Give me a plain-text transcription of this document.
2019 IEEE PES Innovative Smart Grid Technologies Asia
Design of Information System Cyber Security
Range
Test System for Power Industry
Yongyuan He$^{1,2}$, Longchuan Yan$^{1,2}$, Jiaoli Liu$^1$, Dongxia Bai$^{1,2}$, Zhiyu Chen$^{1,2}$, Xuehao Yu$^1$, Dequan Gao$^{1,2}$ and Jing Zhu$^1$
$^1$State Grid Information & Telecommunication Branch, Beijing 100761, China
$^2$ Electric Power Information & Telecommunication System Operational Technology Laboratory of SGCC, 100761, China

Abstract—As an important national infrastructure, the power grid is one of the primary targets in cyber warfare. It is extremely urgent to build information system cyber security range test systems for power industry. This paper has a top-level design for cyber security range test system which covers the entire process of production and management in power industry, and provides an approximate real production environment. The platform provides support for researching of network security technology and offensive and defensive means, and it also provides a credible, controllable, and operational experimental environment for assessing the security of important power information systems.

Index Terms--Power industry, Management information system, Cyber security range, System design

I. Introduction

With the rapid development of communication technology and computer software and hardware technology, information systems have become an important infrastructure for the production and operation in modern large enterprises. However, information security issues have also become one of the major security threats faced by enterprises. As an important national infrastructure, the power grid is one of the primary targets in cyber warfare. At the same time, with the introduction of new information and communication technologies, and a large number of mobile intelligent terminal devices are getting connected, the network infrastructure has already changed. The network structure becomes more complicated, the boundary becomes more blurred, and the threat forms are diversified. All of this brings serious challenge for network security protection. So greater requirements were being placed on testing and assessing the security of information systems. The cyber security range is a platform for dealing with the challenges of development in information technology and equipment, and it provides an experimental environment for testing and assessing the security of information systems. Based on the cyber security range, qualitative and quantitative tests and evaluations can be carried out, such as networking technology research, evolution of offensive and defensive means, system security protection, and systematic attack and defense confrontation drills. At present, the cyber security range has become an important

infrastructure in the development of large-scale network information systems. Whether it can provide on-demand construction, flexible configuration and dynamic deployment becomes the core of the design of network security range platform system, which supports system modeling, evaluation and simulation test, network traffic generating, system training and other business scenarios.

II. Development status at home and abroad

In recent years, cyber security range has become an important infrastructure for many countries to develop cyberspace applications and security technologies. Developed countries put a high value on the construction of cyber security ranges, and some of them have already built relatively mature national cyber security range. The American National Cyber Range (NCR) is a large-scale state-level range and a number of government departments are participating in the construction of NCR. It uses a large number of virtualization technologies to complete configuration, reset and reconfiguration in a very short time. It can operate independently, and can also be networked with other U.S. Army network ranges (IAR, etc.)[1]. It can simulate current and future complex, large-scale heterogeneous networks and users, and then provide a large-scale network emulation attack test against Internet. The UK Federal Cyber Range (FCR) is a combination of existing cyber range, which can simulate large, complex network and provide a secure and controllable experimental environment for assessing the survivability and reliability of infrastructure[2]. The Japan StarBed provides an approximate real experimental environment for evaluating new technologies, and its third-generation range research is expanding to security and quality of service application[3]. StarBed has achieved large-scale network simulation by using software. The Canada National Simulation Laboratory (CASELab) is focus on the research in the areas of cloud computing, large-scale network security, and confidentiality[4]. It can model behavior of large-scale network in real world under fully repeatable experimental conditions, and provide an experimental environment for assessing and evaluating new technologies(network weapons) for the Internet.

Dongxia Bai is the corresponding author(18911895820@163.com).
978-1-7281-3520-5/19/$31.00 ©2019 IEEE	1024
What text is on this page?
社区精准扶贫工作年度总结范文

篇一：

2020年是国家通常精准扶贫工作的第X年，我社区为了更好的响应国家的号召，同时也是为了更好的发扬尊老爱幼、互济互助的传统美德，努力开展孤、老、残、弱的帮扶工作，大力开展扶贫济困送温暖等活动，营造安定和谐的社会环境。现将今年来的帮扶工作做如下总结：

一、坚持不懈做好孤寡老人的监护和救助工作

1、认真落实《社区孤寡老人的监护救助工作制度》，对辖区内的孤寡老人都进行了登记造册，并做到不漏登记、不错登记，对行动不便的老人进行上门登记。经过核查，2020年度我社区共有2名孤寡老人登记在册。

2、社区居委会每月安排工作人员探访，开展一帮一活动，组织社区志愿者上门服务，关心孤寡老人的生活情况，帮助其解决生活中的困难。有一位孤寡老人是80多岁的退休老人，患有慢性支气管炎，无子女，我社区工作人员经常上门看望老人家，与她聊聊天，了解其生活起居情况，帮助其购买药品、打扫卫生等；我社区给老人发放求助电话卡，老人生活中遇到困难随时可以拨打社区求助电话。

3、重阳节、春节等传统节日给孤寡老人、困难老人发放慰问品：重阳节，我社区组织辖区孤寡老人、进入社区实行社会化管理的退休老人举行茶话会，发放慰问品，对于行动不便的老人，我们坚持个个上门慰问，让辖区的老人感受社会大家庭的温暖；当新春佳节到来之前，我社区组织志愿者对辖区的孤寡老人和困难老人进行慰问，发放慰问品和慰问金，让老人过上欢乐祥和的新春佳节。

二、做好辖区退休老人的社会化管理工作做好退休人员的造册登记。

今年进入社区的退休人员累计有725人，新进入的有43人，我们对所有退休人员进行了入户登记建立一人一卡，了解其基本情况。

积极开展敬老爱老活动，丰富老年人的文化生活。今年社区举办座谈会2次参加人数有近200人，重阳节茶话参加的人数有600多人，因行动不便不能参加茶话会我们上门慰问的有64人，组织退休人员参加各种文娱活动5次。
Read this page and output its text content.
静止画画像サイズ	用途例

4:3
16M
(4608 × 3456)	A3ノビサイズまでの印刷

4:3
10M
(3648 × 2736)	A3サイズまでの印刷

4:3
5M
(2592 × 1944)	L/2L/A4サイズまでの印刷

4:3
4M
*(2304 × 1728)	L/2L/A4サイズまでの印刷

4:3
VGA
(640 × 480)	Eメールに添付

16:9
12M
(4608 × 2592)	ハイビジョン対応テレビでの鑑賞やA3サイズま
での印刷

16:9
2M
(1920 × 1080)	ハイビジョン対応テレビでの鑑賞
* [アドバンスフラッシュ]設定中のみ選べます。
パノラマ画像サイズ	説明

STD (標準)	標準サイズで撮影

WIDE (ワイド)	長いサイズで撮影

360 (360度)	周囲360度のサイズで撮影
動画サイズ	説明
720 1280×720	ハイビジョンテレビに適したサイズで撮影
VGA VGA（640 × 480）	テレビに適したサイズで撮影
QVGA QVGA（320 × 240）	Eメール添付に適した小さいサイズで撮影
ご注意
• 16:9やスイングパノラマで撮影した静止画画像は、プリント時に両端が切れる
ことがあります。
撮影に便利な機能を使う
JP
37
· · · · ·
GIVEN PROBLEM:
Pull out every line in the data above that has the word "page".

SOLUTION BELOW:
What text is on this page?
Read this page and output its text content.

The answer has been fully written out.